§ Input rows:
________

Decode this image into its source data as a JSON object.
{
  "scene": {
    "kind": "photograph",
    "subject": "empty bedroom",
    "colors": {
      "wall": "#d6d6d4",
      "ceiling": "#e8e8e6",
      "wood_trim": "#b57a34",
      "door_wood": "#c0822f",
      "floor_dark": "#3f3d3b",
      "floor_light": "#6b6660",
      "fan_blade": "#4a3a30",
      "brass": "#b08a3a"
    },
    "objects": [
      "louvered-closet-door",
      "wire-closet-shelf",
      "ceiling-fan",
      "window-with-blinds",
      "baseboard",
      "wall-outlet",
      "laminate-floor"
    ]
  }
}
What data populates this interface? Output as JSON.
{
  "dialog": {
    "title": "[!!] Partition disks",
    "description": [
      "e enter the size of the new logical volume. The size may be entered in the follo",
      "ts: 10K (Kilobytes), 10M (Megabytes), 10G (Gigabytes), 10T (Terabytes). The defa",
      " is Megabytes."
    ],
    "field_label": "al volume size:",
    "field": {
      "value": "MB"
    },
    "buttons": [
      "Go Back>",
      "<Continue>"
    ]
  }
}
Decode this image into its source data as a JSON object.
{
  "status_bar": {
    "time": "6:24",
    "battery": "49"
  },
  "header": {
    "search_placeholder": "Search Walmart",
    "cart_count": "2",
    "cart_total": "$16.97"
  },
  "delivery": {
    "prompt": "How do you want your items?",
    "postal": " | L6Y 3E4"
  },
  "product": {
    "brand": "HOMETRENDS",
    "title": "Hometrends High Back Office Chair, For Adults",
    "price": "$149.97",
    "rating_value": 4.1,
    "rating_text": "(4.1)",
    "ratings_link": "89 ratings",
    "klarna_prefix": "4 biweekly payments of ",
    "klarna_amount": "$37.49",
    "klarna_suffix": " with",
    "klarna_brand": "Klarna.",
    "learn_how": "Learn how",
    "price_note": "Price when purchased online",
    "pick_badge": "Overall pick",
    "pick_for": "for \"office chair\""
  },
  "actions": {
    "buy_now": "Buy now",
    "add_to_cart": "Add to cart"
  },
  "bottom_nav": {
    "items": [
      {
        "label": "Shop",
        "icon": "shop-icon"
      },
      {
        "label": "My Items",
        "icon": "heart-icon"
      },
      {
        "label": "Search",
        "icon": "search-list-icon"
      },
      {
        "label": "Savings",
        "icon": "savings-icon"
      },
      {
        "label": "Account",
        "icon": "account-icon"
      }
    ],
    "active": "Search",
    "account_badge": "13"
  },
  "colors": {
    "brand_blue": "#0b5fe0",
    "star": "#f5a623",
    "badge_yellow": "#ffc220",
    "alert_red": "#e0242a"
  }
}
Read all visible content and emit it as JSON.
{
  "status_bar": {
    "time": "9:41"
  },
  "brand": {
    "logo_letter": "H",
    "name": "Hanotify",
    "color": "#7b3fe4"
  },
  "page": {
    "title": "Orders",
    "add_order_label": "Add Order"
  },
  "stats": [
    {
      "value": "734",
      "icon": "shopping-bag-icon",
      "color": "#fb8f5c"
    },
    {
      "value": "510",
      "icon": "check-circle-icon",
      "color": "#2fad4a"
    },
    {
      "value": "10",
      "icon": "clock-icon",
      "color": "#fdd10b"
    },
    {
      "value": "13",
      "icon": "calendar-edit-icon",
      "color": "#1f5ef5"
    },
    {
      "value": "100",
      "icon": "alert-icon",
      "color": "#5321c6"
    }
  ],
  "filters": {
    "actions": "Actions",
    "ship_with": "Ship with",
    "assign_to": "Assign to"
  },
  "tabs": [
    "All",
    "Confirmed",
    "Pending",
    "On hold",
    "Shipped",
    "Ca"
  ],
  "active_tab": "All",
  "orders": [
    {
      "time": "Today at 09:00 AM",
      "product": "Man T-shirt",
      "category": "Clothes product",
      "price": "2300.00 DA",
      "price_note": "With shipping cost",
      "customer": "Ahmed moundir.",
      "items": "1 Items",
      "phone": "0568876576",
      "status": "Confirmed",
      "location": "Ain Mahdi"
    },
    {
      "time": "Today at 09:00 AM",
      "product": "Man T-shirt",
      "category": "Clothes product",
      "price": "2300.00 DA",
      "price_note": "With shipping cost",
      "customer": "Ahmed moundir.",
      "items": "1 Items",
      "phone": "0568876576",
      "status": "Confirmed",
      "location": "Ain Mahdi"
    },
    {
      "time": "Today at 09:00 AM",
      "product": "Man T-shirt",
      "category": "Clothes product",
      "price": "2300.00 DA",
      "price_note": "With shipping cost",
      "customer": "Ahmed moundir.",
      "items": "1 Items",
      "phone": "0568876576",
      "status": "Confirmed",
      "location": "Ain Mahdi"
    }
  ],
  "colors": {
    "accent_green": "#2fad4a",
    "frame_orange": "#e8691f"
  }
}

________

§ What to do: Print the listing above in its entirety, with every line exact.

§ Final result:
Decode this image into its source data as a JSON object.
{
  "scene": {
    "kind": "photograph",
    "subject": "empty bedroom",
    "colors": {
      "wall": "#d6d6d4",
      "ceiling": "#e8e8e6",
      "wood_trim": "#b57a34",
      "door_wood": "#c0822f",
      "floor_dark": "#3f3d3b",
      "floor_light": "#6b6660",
      "fan_blade": "#4a3a30",
      "brass": "#b08a3a"
    },
    "objects": [
      "louvered-closet-door",
      "wire-closet-shelf",
      "ceiling-fan",
      "window-with-blinds",
      "baseboard",
      "wall-outlet",
      "laminate-floor"
    ]
  }
}
What data populates this interface? Output as JSON.
{
  "dialog": {
    "title": "[!!] Partition disks",
    "description": [
      "e enter the size of the new logical volume. The size may be entered in the follo",
      "ts: 10K (Kilobytes), 10M (Megabytes), 10G (Gigabytes), 10T (Terabytes). The defa",
      " is Megabytes."
    ],
    "field_label": "al volume size:",
    "field": {
      "value": "MB"
    },
    "buttons": [
      "Go Back>",
      "<Continue>"
    ]
  }
}
Decode this image into its source data as a JSON object.
{
  "status_bar": {
    "time": "6:24",
    "battery": "49"
  },
  "header": {
    "search_placeholder": "Search Walmart",
    "cart_count": "2",
    "cart_total": "$16.97"
  },
  "delivery": {
    "prompt": "How do you want your items?",
    "postal": " | L6Y 3E4"
  },
  "product": {
    "brand": "HOMETRENDS",
    "title": "Hometrends High Back Office Chair, For Adults",
    "price": "$149.97",
    "rating_value": 4.1,
    "rating_text": "(4.1)",
    "ratings_link": "89 ratings",
    "klarna_prefix": "4 biweekly payments of ",
    "klarna_amount": "$37.49",
    "klarna_suffix": " with",
    "klarna_brand": "Klarna.",
    "learn_how": "Learn how",
    "price_note": "Price when purchased online",
    "pick_badge": "Overall pick",
    "pick_for": "for \"office chair\""
  },
  "actions": {
    "buy_now": "Buy now",
    "add_to_cart": "Add to cart"
  },
  "bottom_nav": {
    "items": [
      {
        "label": "Shop",
        "icon": "shop-icon"
      },
      {
        "label": "My Items",
        "icon": "heart-icon"
      },
      {
        "label": "Search",
        "icon": "search-list-icon"
      },
      {
        "label": "Savings",
        "icon": "savings-icon"
      },
      {
        "label": "Account",
        "icon": "account-icon"
      }
    ],
    "active": "Search",
    "account_badge": "13"
  },
  "colors": {
    "brand_blue": "#0b5fe0",
    "star": "#f5a623",
    "badge_yellow": "#ffc220",
    "alert_red": "#e0242a"
  }
}
Read all visible content and emit it as JSON.
{
  "status_bar": {
    "time": "9:41"
  },
  "brand": {
    "logo_letter": "H",
    "name": "Hanotify",
    "color": "#7b3fe4"
  },
  "page": {
    "title": "Orders",
    "add_order_label": "Add Order"
  },
  "stats": [
    {
      "value": "734",
      "icon": "shopping-bag-icon",
      "color": "#fb8f5c"
    },
    {
      "value": "510",
      "icon": "check-circle-icon",
      "color": "#2fad4a"
    },
    {
      "value": "10",
      "icon": "clock-icon",
      "color": "#fdd10b"
    },
    {
      "value": "13",
      "icon": "calendar-edit-icon",
      "color": "#1f5ef5"
    },
    {
      "value": "100",
      "icon": "alert-icon",
      "color": "#5321c6"
    }
  ],
  "filters": {
    "actions": "Actions",
    "ship_with": "Ship with",
    "assign_to": "Assign to"
  },
  "tabs": [
    "All",
    "Confirmed",
    "Pending",
    "On hold",
    "Shipped",
    "Ca"
  ],
  "active_tab": "All",
  "orders": [
    {
      "time": "Today at 09:00 AM",
      "product": "Man T-shirt",
      "category": "Clothes product",
      "price": "2300.00 DA",
      "price_note": "With shipping cost",
      "customer": "Ahmed moundir.",
      "items": "1 Items",
      "phone": "0568876576",
      "status": "Confirmed",
      "location": "Ain Mahdi"
    },
    {
      "time": "Today at 09:00 AM",
      "product": "Man T-shirt",
      "category": "Clothes product",
      "price": "2300.00 DA",
      "price_note": "With shipping cost",
      "customer": "Ahmed moundir.",
      "items": "1 Items",
      "phone": "0568876576",
      "status": "Confirmed",
      "location": "Ain Mahdi"
    },
    {
      "time": "Today at 09:00 AM",
      "product": "Man T-shirt",
      "category": "Clothes product",
      "price": "2300.00 DA",
      "price_note": "With shipping cost",
      "customer": "Ahmed moundir.",
      "items": "1 Items",
      "phone": "0568876576",
      "status": "Confirmed",
      "location": "Ain Mahdi"
    }
  ],
  "colors": {
    "accent_green": "#2fad4a",
    "frame_orange": "#e8691f"
  }
}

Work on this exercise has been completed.